• **Exercise goal**:
Return each entry exactly, omitting nothing.

• **Entries shown**:
════

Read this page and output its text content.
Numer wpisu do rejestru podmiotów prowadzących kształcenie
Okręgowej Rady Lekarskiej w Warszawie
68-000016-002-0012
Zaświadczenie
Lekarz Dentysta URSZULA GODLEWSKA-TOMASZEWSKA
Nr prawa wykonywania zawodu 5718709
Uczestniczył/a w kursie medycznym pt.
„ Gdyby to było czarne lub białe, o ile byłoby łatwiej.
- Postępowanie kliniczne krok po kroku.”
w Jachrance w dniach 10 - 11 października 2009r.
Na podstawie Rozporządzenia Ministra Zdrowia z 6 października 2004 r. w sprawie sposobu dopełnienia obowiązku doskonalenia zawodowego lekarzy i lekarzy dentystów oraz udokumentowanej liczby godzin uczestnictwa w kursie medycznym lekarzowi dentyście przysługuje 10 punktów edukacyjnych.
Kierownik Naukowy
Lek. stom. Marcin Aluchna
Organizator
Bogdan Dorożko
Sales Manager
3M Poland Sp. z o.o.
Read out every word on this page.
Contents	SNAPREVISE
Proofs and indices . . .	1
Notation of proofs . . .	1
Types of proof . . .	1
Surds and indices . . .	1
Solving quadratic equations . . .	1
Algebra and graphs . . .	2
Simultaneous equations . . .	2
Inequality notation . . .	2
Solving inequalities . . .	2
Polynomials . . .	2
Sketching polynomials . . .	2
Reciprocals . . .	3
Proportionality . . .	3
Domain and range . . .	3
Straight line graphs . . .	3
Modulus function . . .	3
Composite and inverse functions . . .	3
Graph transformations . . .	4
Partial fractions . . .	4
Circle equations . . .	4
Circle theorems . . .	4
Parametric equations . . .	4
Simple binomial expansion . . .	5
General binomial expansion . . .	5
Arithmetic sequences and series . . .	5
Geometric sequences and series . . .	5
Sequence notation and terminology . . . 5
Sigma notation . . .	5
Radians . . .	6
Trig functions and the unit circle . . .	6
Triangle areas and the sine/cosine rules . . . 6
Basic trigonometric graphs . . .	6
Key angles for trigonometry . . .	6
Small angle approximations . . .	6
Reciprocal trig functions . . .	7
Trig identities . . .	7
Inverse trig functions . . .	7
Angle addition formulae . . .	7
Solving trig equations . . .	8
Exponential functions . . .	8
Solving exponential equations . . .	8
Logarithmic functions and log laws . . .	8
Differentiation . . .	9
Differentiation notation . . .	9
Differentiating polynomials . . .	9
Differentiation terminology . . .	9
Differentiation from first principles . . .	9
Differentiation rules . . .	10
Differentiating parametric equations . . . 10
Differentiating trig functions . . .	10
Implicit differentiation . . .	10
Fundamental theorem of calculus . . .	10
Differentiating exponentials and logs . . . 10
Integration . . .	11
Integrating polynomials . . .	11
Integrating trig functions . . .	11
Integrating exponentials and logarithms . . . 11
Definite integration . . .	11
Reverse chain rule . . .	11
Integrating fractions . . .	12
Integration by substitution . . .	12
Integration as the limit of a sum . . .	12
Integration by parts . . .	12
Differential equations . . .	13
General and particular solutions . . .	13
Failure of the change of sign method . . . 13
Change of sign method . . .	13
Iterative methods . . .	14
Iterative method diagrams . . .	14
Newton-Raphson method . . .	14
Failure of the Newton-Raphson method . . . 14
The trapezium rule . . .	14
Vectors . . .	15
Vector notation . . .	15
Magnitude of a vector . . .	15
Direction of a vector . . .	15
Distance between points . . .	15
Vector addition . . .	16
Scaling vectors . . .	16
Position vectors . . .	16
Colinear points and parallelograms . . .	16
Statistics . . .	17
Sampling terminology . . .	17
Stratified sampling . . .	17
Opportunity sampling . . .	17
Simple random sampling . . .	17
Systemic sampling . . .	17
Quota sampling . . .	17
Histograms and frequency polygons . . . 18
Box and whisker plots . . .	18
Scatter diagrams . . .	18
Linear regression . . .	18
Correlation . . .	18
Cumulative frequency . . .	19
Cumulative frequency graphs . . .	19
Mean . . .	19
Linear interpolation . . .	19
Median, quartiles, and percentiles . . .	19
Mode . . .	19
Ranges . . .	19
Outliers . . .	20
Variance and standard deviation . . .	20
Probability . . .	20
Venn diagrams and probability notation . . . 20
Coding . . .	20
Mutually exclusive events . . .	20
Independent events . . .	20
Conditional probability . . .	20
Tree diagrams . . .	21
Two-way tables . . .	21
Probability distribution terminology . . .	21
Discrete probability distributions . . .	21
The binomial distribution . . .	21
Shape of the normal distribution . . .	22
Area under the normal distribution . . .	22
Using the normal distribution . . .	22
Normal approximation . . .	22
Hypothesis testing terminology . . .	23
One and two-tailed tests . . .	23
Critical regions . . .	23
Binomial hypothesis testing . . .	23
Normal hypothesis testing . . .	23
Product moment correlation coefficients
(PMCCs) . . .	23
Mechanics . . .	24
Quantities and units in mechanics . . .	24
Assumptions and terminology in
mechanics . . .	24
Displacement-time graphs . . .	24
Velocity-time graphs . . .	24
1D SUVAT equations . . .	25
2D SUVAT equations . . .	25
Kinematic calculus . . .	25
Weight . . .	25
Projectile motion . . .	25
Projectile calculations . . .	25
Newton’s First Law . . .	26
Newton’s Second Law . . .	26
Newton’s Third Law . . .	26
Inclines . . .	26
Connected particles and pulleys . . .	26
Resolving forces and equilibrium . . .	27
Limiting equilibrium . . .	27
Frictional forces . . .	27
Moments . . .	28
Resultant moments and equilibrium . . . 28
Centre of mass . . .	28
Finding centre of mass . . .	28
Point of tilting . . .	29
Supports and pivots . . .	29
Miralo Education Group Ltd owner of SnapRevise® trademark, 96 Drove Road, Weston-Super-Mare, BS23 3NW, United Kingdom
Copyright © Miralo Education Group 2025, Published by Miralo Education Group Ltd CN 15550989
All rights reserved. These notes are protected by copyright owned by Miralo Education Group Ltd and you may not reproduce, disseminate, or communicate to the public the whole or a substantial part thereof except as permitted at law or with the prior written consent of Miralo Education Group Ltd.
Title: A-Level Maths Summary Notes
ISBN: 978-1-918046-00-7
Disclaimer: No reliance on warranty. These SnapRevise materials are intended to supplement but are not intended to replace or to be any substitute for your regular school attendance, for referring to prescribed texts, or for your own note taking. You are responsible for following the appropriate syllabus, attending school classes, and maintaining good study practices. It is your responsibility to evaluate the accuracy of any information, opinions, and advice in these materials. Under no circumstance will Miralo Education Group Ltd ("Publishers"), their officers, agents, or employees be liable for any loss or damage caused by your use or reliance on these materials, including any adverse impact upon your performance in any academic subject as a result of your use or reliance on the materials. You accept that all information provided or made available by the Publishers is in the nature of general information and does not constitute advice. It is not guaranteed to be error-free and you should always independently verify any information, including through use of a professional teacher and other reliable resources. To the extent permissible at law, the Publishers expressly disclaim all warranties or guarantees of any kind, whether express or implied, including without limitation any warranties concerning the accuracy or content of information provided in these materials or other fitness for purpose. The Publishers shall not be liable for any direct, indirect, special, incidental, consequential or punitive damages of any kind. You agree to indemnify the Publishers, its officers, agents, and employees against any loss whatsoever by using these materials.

════

• **Solution**:
Read this page and output its text content.
Numer wpisu do rejestru podmiotów prowadzących kształcenie
Okręgowej Rady Lekarskiej w Warszawie
68-000016-002-0012
Zaświadczenie
Lekarz Dentysta URSZULA GODLEWSKA-TOMASZEWSKA
Nr prawa wykonywania zawodu 5718709
Uczestniczył/a w kursie medycznym pt.
„ Gdyby to było czarne lub białe, o ile byłoby łatwiej.
- Postępowanie kliniczne krok po kroku.”
w Jachrance w dniach 10 - 11 października 2009r.
Na podstawie Rozporządzenia Ministra Zdrowia z 6 października 2004 r. w sprawie sposobu dopełnienia obowiązku doskonalenia zawodowego lekarzy i lekarzy dentystów oraz udokumentowanej liczby godzin uczestnictwa w kursie medycznym lekarzowi dentyście przysługuje 10 punktów edukacyjnych.
Kierownik Naukowy
Lek. stom. Marcin Aluchna
Organizator
Bogdan Dorożko
Sales Manager
3M Poland Sp. z o.o.
Read out every word on this page.
Contents	SNAPREVISE
Proofs and indices . . .	1
Notation of proofs . . .	1
Types of proof . . .	1
Surds and indices . . .	1
Solving quadratic equations . . .	1
Algebra and graphs . . .	2
Simultaneous equations . . .	2
Inequality notation . . .	2
Solving inequalities . . .	2
Polynomials . . .	2
Sketching polynomials . . .	2
Reciprocals . . .	3
Proportionality . . .	3
Domain and range . . .	3
Straight line graphs . . .	3
Modulus function . . .	3
Composite and inverse functions . . .	3
Graph transformations . . .	4
Partial fractions . . .	4
Circle equations . . .	4
Circle theorems . . .	4
Parametric equations . . .	4
Simple binomial expansion . . .	5
General binomial expansion . . .	5
Arithmetic sequences and series . . .	5
Geometric sequences and series . . .	5
Sequence notation and terminology . . . 5
Sigma notation . . .	5
Radians . . .	6
Trig functions and the unit circle . . .	6
Triangle areas and the sine/cosine rules . . . 6
Basic trigonometric graphs . . .	6
Key angles for trigonometry . . .	6
Small angle approximations . . .	6
Reciprocal trig functions . . .	7
Trig identities . . .	7
Inverse trig functions . . .	7
Angle addition formulae . . .	7
Solving trig equations . . .	8
Exponential functions . . .	8
Solving exponential equations . . .	8
Logarithmic functions and log laws . . .	8
Differentiation . . .	9
Differentiation notation . . .	9
Differentiating polynomials . . .	9
Differentiation terminology . . .	9
Differentiation from first principles . . .	9
Differentiation rules . . .	10
Differentiating parametric equations . . . 10
Differentiating trig functions . . .	10
Implicit differentiation . . .	10
Fundamental theorem of calculus . . .	10
Differentiating exponentials and logs . . . 10
Integration . . .	11
Integrating polynomials . . .	11
Integrating trig functions . . .	11
Integrating exponentials and logarithms . . . 11
Definite integration . . .	11
Reverse chain rule . . .	11
Integrating fractions . . .	12
Integration by substitution . . .	12
Integration as the limit of a sum . . .	12
Integration by parts . . .	12
Differential equations . . .	13
General and particular solutions . . .	13
Failure of the change of sign method . . . 13
Change of sign method . . .	13
Iterative methods . . .	14
Iterative method diagrams . . .	14
Newton-Raphson method . . .	14
Failure of the Newton-Raphson method . . . 14
The trapezium rule . . .	14
Vectors . . .	15
Vector notation . . .	15
Magnitude of a vector . . .	15
Direction of a vector . . .	15
Distance between points . . .	15
Vector addition . . .	16
Scaling vectors . . .	16
Position vectors . . .	16
Colinear points and parallelograms . . .	16
Statistics . . .	17
Sampling terminology . . .	17
Stratified sampling . . .	17
Opportunity sampling . . .	17
Simple random sampling . . .	17
Systemic sampling . . .	17
Quota sampling . . .	17
Histograms and frequency polygons . . . 18
Box and whisker plots . . .	18
Scatter diagrams . . .	18
Linear regression . . .	18
Correlation . . .	18
Cumulative frequency . . .	19
Cumulative frequency graphs . . .	19
Mean . . .	19
Linear interpolation . . .	19
Median, quartiles, and percentiles . . .	19
Mode . . .	19
Ranges . . .	19
Outliers . . .	20
Variance and standard deviation . . .	20
Probability . . .	20
Venn diagrams and probability notation . . . 20
Coding . . .	20
Mutually exclusive events . . .	20
Independent events . . .	20
Conditional probability . . .	20
Tree diagrams . . .	21
Two-way tables . . .	21
Probability distribution terminology . . .	21
Discrete probability distributions . . .	21
The binomial distribution . . .	21
Shape of the normal distribution . . .	22
Area under the normal distribution . . .	22
Using the normal distribution . . .	22
Normal approximation . . .	22
Hypothesis testing terminology . . .	23
One and two-tailed tests . . .	23
Critical regions . . .	23
Binomial hypothesis testing . . .	23
Normal hypothesis testing . . .	23
Product moment correlation coefficients
(PMCCs) . . .	23
Mechanics . . .	24
Quantities and units in mechanics . . .	24
Assumptions and terminology in
mechanics . . .	24
Displacement-time graphs . . .	24
Velocity-time graphs . . .	24
1D SUVAT equations . . .	25
2D SUVAT equations . . .	25
Kinematic calculus . . .	25
Weight . . .	25
Projectile motion . . .	25
Projectile calculations . . .	25
Newton’s First Law . . .	26
Newton’s Second Law . . .	26
Newton’s Third Law . . .	26
Inclines . . .	26
Connected particles and pulleys . . .	26
Resolving forces and equilibrium . . .	27
Limiting equilibrium . . .	27
Frictional forces . . .	27
Moments . . .	28
Resultant moments and equilibrium . . . 28
Centre of mass . . .	28
Finding centre of mass . . .	28
Point of tilting . . .	29
Supports and pivots . . .	29
Miralo Education Group Ltd owner of SnapRevise® trademark, 96 Drove Road, Weston-Super-Mare, BS23 3NW, United Kingdom
Copyright © Miralo Education Group 2025, Published by Miralo Education Group Ltd CN 15550989
All rights reserved. These notes are protected by copyright owned by Miralo Education Group Ltd and you may not reproduce, disseminate, or communicate to the public the whole or a substantial part thereof except as permitted at law or with the prior written consent of Miralo Education Group Ltd.
Title: A-Level Maths Summary Notes
ISBN: 978-1-918046-00-7
Disclaimer: No reliance on warranty. These SnapRevise materials are intended to supplement but are not intended to replace or to be any substitute for your regular school attendance, for referring to prescribed texts, or for your own note taking. You are responsible for following the appropriate syllabus, attending school classes, and maintaining good study practices. It is your responsibility to evaluate the accuracy of any information, opinions, and advice in these materials. Under no circumstance will Miralo Education Group Ltd ("Publishers"), their officers, agents, or employees be liable for any loss or damage caused by your use or reliance on these materials, including any adverse impact upon your performance in any academic subject as a result of your use or reliance on the materials. You accept that all information provided or made available by the Publishers is in the nature of general information and does not constitute advice. It is not guaranteed to be error-free and you should always independently verify any information, including through use of a professional teacher and other reliable resources. To the extent permissible at law, the Publishers expressly disclaim all warranties or guarantees of any kind, whether express or implied, including without limitation any warranties concerning the accuracy or content of information provided in these materials or other fitness for purpose. The Publishers shall not be liable for any direct, indirect, special, incidental, consequential or punitive damages of any kind. You agree to indemnify the Publishers, its officers, agents, and employees against any loss whatsoever by using these materials.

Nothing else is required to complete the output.